=== Dataset records ===

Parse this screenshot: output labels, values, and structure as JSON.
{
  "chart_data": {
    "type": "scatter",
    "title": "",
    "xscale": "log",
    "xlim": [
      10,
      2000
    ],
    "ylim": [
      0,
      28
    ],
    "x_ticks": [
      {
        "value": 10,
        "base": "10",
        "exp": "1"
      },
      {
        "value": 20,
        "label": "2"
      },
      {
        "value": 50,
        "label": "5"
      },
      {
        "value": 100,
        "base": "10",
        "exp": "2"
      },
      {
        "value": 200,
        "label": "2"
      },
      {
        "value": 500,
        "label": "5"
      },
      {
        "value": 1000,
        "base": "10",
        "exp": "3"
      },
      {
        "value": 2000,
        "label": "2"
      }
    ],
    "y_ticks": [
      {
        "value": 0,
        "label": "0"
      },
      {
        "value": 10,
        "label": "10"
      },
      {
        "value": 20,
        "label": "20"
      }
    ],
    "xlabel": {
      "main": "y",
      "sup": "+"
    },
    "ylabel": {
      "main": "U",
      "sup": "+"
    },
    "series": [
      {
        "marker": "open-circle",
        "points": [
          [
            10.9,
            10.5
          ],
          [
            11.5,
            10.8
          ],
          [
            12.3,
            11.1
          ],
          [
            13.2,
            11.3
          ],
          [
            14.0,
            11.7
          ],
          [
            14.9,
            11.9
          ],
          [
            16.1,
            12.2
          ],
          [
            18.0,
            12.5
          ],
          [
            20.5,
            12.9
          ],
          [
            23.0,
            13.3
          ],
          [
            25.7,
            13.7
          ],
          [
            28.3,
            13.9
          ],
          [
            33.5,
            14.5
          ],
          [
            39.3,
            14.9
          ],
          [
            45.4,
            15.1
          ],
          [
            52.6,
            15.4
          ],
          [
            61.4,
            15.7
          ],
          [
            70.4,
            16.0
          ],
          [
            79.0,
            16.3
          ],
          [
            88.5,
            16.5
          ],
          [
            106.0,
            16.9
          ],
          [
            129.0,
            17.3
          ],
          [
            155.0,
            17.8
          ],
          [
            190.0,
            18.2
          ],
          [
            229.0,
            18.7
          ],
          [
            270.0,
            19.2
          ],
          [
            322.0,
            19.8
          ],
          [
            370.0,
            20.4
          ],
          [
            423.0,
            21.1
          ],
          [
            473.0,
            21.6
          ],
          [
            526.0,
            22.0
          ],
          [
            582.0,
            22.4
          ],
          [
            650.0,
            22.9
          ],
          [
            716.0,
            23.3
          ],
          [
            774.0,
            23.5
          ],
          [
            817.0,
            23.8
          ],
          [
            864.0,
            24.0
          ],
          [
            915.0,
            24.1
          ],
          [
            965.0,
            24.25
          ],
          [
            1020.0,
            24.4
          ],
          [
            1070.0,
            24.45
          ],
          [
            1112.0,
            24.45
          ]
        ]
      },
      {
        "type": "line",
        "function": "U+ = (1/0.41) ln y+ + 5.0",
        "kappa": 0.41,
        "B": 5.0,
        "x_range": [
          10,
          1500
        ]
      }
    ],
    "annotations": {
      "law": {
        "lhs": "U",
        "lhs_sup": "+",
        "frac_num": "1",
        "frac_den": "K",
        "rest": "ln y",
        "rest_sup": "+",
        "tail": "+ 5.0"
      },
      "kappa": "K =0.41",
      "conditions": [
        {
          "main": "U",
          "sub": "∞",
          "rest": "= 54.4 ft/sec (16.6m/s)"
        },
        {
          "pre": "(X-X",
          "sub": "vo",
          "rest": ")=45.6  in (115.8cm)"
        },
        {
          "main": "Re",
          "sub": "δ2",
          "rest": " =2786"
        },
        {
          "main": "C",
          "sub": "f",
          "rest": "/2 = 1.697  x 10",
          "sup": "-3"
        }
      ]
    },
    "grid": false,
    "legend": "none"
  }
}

===

- Set problem -
Extract the data in full. Keep it word for word.

- Response to the exercise -
Parse this screenshot: output labels, values, and structure as JSON.
{
  "chart_data": {
    "type": "scatter",
    "title": "",
    "xscale": "log",
    "xlim": [
      10,
      2000
    ],
    "ylim": [
      0,
      28
    ],
    "x_ticks": [
      {
        "value": 10,
        "base": "10",
        "exp": "1"
      },
      {
        "value": 20,
        "label": "2"
      },
      {
        "value": 50,
        "label": "5"
      },
      {
        "value": 100,
        "base": "10",
        "exp": "2"
      },
      {
        "value": 200,
        "label": "2"
      },
      {
        "value": 500,
        "label": "5"
      },
      {
        "value": 1000,
        "base": "10",
        "exp": "3"
      },
      {
        "value": 2000,
        "label": "2"
      }
    ],
    "y_ticks": [
      {
        "value": 0,
        "label": "0"
      },
      {
        "value": 10,
        "label": "10"
      },
      {
        "value": 20,
        "label": "20"
      }
    ],
    "xlabel": {
      "main": "y",
      "sup": "+"
    },
    "ylabel": {
      "main": "U",
      "sup": "+"
    },
    "series": [
      {
        "marker": "open-circle",
        "points": [
          [
            10.9,
            10.5
          ],
          [
            11.5,
            10.8
          ],
          [
            12.3,
            11.1
          ],
          [
            13.2,
            11.3
          ],
          [
            14.0,
            11.7
          ],
          [
            14.9,
            11.9
          ],
          [
            16.1,
            12.2
          ],
          [
            18.0,
            12.5
          ],
          [
            20.5,
            12.9
          ],
          [
            23.0,
            13.3
          ],
          [
            25.7,
            13.7
          ],
          [
            28.3,
            13.9
          ],
          [
            33.5,
            14.5
          ],
          [
            39.3,
            14.9
          ],
          [
            45.4,
            15.1
          ],
          [
            52.6,
            15.4
          ],
          [
            61.4,
            15.7
          ],
          [
            70.4,
            16.0
          ],
          [
            79.0,
            16.3
          ],
          [
            88.5,
            16.5
          ],
          [
            106.0,
            16.9
          ],
          [
            129.0,
            17.3
          ],
          [
            155.0,
            17.8
          ],
          [
            190.0,
            18.2
          ],
          [
            229.0,
            18.7
          ],
          [
            270.0,
            19.2
          ],
          [
            322.0,
            19.8
          ],
          [
            370.0,
            20.4
          ],
          [
            423.0,
            21.1
          ],
          [
            473.0,
            21.6
          ],
          [
            526.0,
            22.0
          ],
          [
            582.0,
            22.4
          ],
          [
            650.0,
            22.9
          ],
          [
            716.0,
            23.3
          ],
          [
            774.0,
            23.5
          ],
          [
            817.0,
            23.8
          ],
          [
            864.0,
            24.0
          ],
          [
            915.0,
            24.1
          ],
          [
            965.0,
            24.25
          ],
          [
            1020.0,
            24.4
          ],
          [
            1070.0,
            24.45
          ],
          [
            1112.0,
            24.45
          ]
        ]
      },
      {
        "type": "line",
        "function": "U+ = (1/0.41) ln y+ + 5.0",
        "kappa": 0.41,
        "B": 5.0,
        "x_range": [
          10,
          1500
        ]
      }
    ],
    "annotations": {
      "law": {
        "lhs": "U",
        "lhs_sup": "+",
        "frac_num": "1",
        "frac_den": "K",
        "rest": "ln y",
        "rest_sup": "+",
        "tail": "+ 5.0"
      },
      "kappa": "K =0.41",
      "conditions": [
        {
          "main": "U",
          "sub": "∞",
          "rest": "= 54.4 ft/sec (16.6m/s)"
        },
        {
          "pre": "(X-X",
          "sub": "vo",
          "rest": ")=45.6  in (115.8cm)"
        },
        {
          "main": "Re",
          "sub": "δ2",
          "rest": " =2786"
        },
        {
          "main": "C",
          "sub": "f",
          "rest": "/2 = 1.697  x 10",
          "sup": "-3"
        }
      ]
    },
    "grid": false,
    "legend": "none"
  }
}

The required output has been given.